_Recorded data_
[start]
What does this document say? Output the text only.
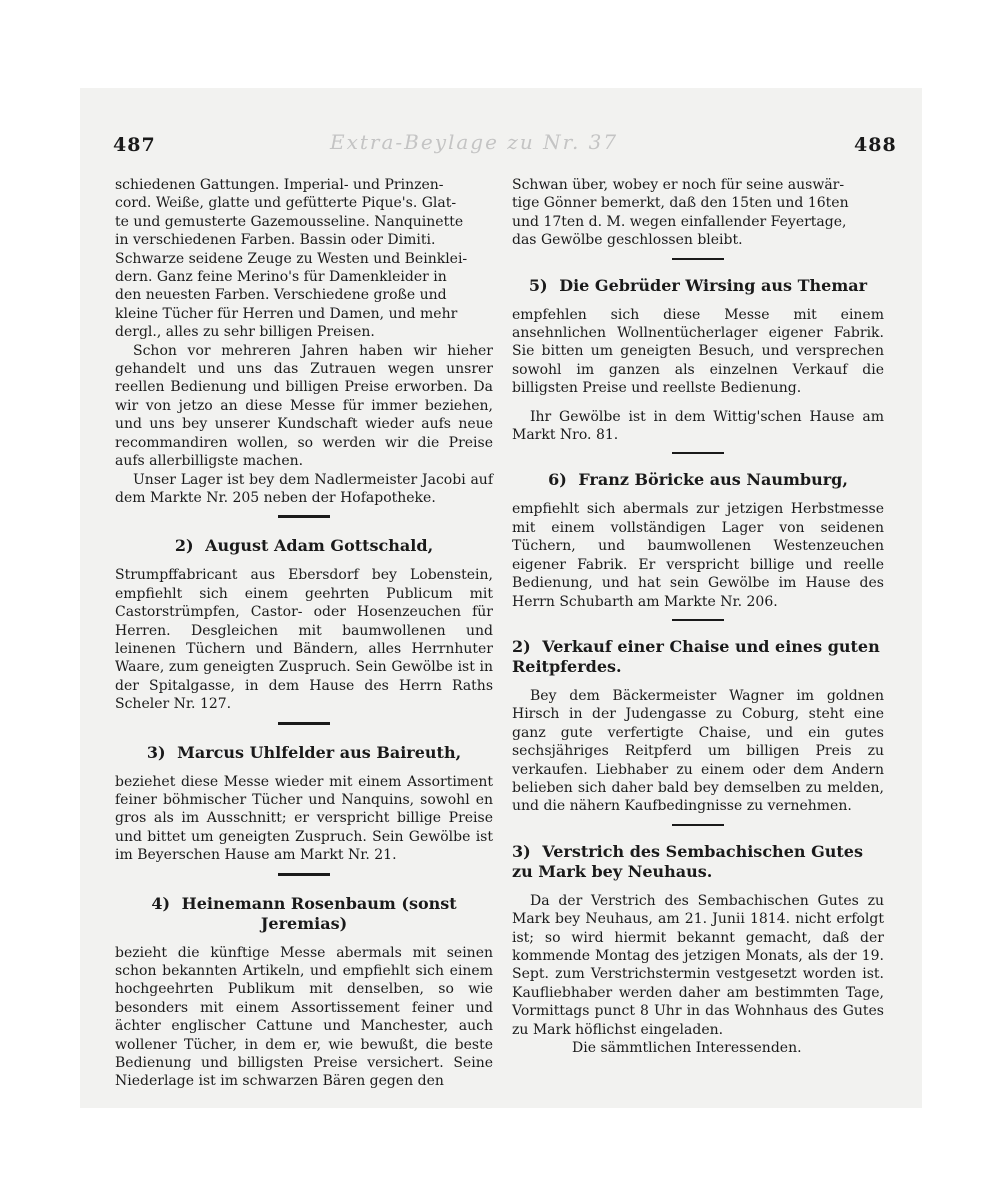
487	Extra-Beylage zu Nr. 37	488
schiedenen Gattungen. Imperial- und Prinzen-
cord. Weiße, glatte und gefütterte Pique's. Glat-
te und gemusterte Gazemousseline. Nanquinette
in verschiedenen Farben. Bassin oder Dimiti.
Schwarze seidene Zeuge zu Westen und Beinklei-
dern. Ganz feine Merino's für Damenkleider in
den neuesten Farben. Verschiedene große und
kleine Tücher für Herren und Damen, und mehr
dergl., alles zu sehr billigen Preisen.

Schon vor mehreren Jahren haben wir hieher gehandelt und uns das Zutrauen wegen unsrer reellen Bedienung und billigen Preise erworben. Da wir von jetzo an diese Messe für immer beziehen, und uns bey unserer Kundschaft wieder aufs neue recommandiren wollen, so werden wir die Preise aufs allerbilligste machen.

Unser Lager ist bey dem Nadlermeister Jacobi auf dem Markte Nr. 205 neben der Hofapotheke.

2) August Adam Gottschald,

Strumpffabricant aus Ebersdorf bey Lobenstein, empfiehlt sich einem geehrten Publicum mit Castorstrümpfen, Castor- oder Hosenzeuchen für Herren. Desgleichen mit baumwollenen und leinenen Tüchern und Bändern, alles Herrnhuter Waare, zum geneigten Zuspruch. Sein Gewölbe ist in der Spitalgasse, in dem Hause des Herrn Raths Scheler Nr. 127.

3) Marcus Uhlfelder aus Baireuth,

beziehet diese Messe wieder mit einem Assortiment feiner böhmischer Tücher und Nanquins, sowohl en gros als im Ausschnitt; er verspricht billige Preise und bittet um geneigten Zuspruch. Sein Gewölbe ist im Beyerschen Hause am Markt Nr. 21.

4) Heinemann Rosenbaum (sonst Jeremias)

bezieht die künftige Messe abermals mit seinen schon bekannten Artikeln, und empfiehlt sich einem hochgeehrten Publikum mit denselben, so wie besonders mit einem Assortissement feiner und ächter englischer Cattune und Manchester, auch wollener Tücher, in dem er, wie bewußt, die beste Bedienung und billigsten Preise versichert. Seine Niederlage ist im schwarzen Bären gegen den

Schwan über, wobey er noch für seine auswär-
tige Gönner bemerkt, daß den 15ten und 16ten
und 17ten d. M. wegen einfallender Feyertage,
das Gewölbe geschlossen bleibt.
5) Die Gebrüder Wirsing aus Themar

empfehlen sich diese Messe mit einem ansehnlichen Wollnentücherlager eigener Fabrik. Sie bitten um geneigten Besuch, und versprechen sowohl im ganzen als einzelnen Verkauf die billigsten Preise und reellste Bedienung.

Ihr Gewölbe ist in dem Wittig'schen Hause am Markt Nro. 81.

6) Franz Böricke aus Naumburg,

empfiehlt sich abermals zur jetzigen Herbstmesse mit einem vollständigen Lager von seidenen Tüchern, und baumwollenen Westenzeuchen eigener Fabrik. Er verspricht billige und reelle Bedienung, und hat sein Gewölbe im Hause des Herrn Schubarth am Markte Nr. 206.

2) Verkauf einer Chaise und eines guten Reitpferdes.

Bey dem Bäckermeister Wagner im goldnen Hirsch in der Judengasse zu Coburg, steht eine ganz gute verfertigte Chaise, und ein gutes sechsjähriges Reitpferd um billigen Preis zu verkaufen. Liebhaber zu einem oder dem Andern belieben sich daher bald bey demselben zu melden, und die nähern Kaufbedingnisse zu vernehmen.

3) Verstrich des Sembachischen Gutes zu Mark bey Neuhaus.

Da der Verstrich des Sembachischen Gutes zu Mark bey Neuhaus, am 21. Junii 1814. nicht erfolgt ist; so wird hiermit bekannt gemacht, daß der kommende Montag des jetzigen Monats, als der 19. Sept. zum Verstrichstermin vestgesetzt worden ist. Kaufliebhaber werden daher am bestimmten Tage, Vormittags punct 8 Uhr in das Wohnhaus des Gutes zu Mark höflichst eingeladen.

Die sämmtlichen Interessenden.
[end]
Copy each line above where the string "oder" occurs.

in verschiedenen Farben. Bassin oder Dimiti.
Strumpffabricant aus Ebersdorf bey Lobenstein, empfiehlt sich einem geehrten Publicum mit Castorstrümpfen, Castor- oder Hosenzeuchen für Herren. Desgleichen mit baumwollenen und leinenen Tüchern und Bändern, alles Herrnhuter Waare, zum geneigten Zuspruch. Sein Gewölbe ist in der Spitalgasse, in dem Hause des Herrn Raths Scheler Nr. 127.
Bey dem Bäckermeister Wagner im goldnen Hirsch in der Judengasse zu Coburg, steht eine ganz gute verfertigte Chaise, und ein gutes sechsjähriges Reitpferd um billigen Preis zu verkaufen. Liebhaber zu einem oder dem Andern belieben sich daher bald bey demselben zu melden, und die nähern Kaufbedingnisse zu vernehmen.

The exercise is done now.